Data extracted from a collection:

_____

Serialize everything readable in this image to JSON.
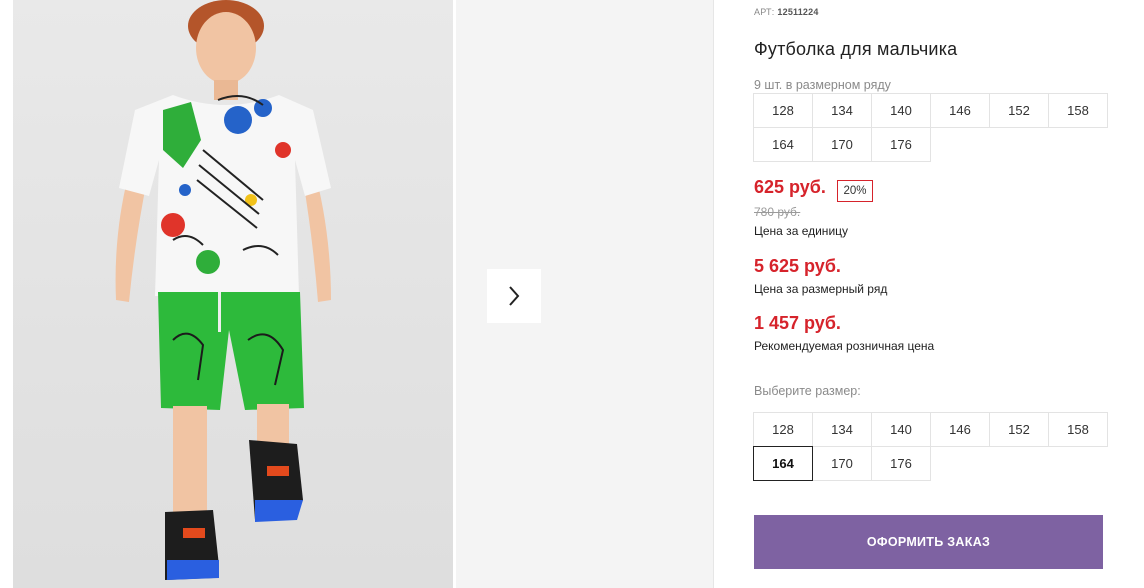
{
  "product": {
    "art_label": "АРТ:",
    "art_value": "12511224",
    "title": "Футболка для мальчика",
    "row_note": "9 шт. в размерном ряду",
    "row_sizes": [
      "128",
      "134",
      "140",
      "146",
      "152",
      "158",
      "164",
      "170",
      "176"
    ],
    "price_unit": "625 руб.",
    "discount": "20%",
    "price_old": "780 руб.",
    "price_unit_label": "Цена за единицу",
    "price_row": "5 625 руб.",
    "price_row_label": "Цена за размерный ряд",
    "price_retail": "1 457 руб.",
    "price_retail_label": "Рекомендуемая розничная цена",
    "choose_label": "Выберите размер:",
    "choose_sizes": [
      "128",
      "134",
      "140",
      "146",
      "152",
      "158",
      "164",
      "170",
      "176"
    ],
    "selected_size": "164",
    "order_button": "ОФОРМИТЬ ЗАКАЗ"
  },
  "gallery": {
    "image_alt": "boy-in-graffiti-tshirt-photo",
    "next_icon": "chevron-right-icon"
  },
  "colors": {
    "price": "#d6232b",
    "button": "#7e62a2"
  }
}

_____

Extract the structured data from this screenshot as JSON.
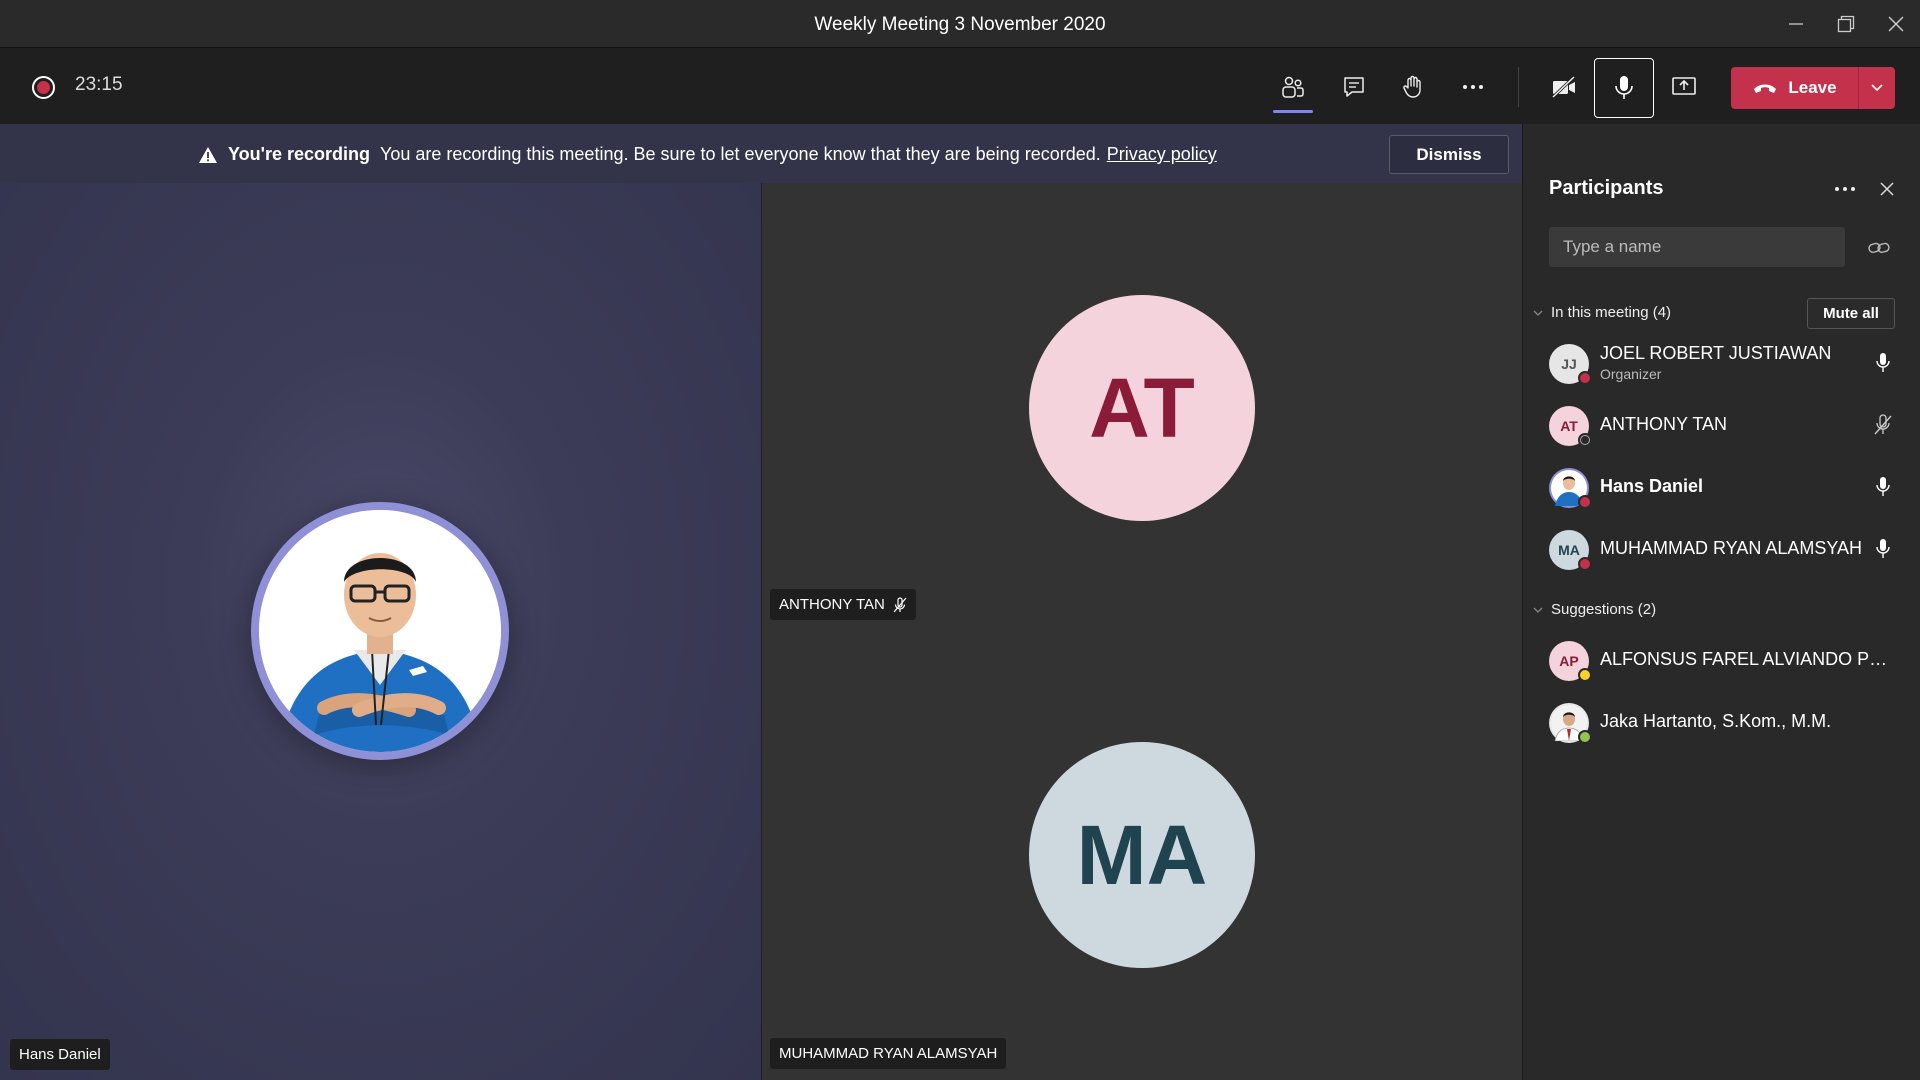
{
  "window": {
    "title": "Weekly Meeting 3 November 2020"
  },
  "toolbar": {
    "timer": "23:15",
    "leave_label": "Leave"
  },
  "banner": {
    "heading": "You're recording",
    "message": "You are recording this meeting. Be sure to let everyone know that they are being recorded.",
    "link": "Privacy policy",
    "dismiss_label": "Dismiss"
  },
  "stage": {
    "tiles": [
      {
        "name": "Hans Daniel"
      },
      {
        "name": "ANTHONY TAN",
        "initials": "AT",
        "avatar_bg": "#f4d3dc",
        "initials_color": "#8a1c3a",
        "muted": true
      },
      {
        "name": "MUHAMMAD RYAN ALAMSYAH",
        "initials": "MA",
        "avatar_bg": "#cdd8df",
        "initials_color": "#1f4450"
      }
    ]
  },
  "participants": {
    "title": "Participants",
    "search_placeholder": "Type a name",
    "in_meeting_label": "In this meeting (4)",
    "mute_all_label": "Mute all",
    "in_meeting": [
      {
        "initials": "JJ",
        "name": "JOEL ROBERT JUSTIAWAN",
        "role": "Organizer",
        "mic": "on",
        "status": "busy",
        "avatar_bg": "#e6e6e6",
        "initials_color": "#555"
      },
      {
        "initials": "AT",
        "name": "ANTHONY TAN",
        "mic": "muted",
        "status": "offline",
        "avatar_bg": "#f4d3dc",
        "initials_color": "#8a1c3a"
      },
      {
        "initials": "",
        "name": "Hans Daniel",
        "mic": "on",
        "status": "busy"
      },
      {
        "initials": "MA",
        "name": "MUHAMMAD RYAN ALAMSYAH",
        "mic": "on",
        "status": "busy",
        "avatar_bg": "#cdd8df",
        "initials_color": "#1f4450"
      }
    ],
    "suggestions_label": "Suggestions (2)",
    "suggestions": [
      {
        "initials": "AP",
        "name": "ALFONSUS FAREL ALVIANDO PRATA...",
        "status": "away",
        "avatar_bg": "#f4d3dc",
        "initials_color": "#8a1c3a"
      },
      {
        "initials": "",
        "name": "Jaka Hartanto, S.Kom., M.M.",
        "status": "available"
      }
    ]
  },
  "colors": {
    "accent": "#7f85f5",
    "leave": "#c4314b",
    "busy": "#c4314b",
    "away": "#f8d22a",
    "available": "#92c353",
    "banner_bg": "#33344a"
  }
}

_____

Exercise:
Identify lines with the string "recording". Copy each one.

Task answer:
    "heading": "You're recording",
    "message": "You are recording this meeting. Be sure to let everyone know that they are being recorded.",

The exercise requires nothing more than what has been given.